• What the exercise asks: Write out the listing below in full and exactly, leaving out every picture.

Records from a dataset
begin

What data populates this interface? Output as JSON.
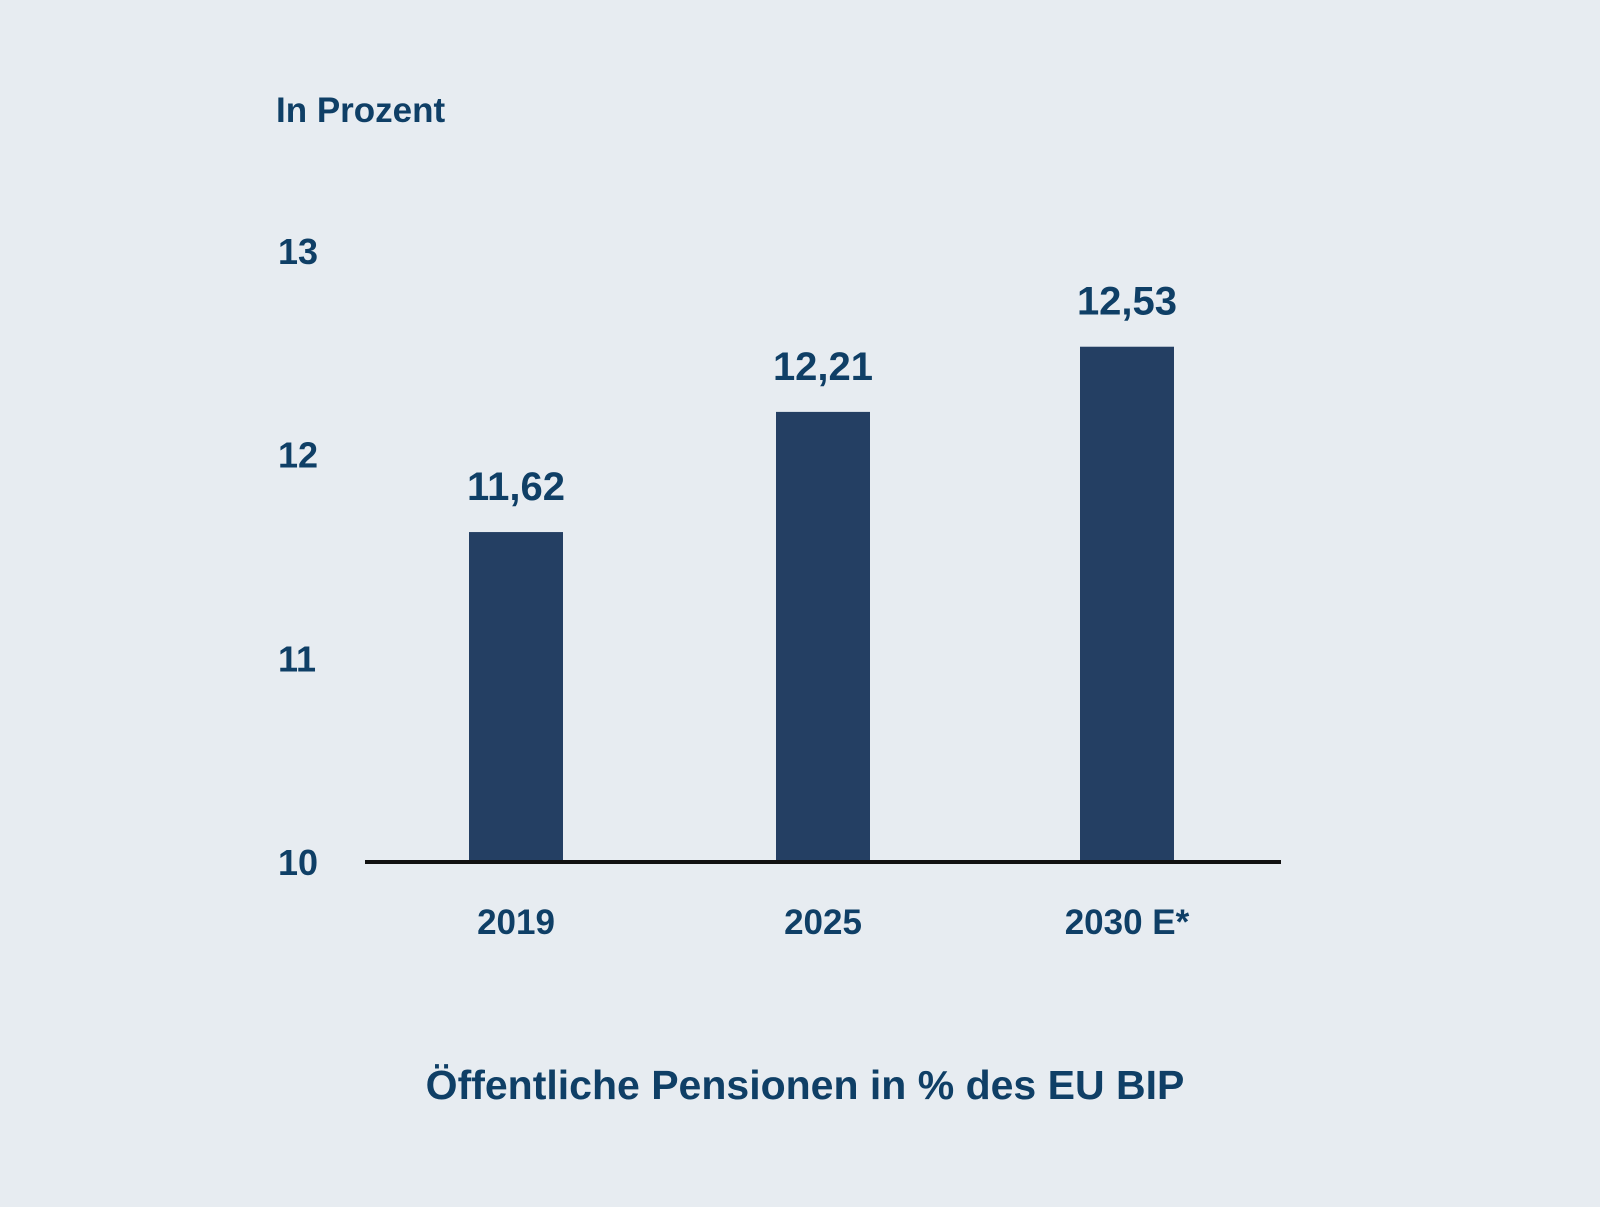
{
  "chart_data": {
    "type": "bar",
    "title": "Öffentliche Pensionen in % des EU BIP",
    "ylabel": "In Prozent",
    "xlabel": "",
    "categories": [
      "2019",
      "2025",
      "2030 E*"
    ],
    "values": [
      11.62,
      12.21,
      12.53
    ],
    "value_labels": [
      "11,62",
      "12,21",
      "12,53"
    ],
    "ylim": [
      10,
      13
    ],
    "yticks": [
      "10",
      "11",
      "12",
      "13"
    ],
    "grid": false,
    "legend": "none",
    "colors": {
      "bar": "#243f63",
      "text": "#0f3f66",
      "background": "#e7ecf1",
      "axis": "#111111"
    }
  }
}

end

• Task solution:
What data populates this interface? Output as JSON.
{
  "chart_data": {
    "type": "bar",
    "title": "Öffentliche Pensionen in % des EU BIP",
    "ylabel": "In Prozent",
    "xlabel": "",
    "categories": [
      "2019",
      "2025",
      "2030 E*"
    ],
    "values": [
      11.62,
      12.21,
      12.53
    ],
    "value_labels": [
      "11,62",
      "12,21",
      "12,53"
    ],
    "ylim": [
      10,
      13
    ],
    "yticks": [
      "10",
      "11",
      "12",
      "13"
    ],
    "grid": false,
    "legend": "none",
    "colors": {
      "bar": "#243f63",
      "text": "#0f3f66",
      "background": "#e7ecf1",
      "axis": "#111111"
    }
  }
}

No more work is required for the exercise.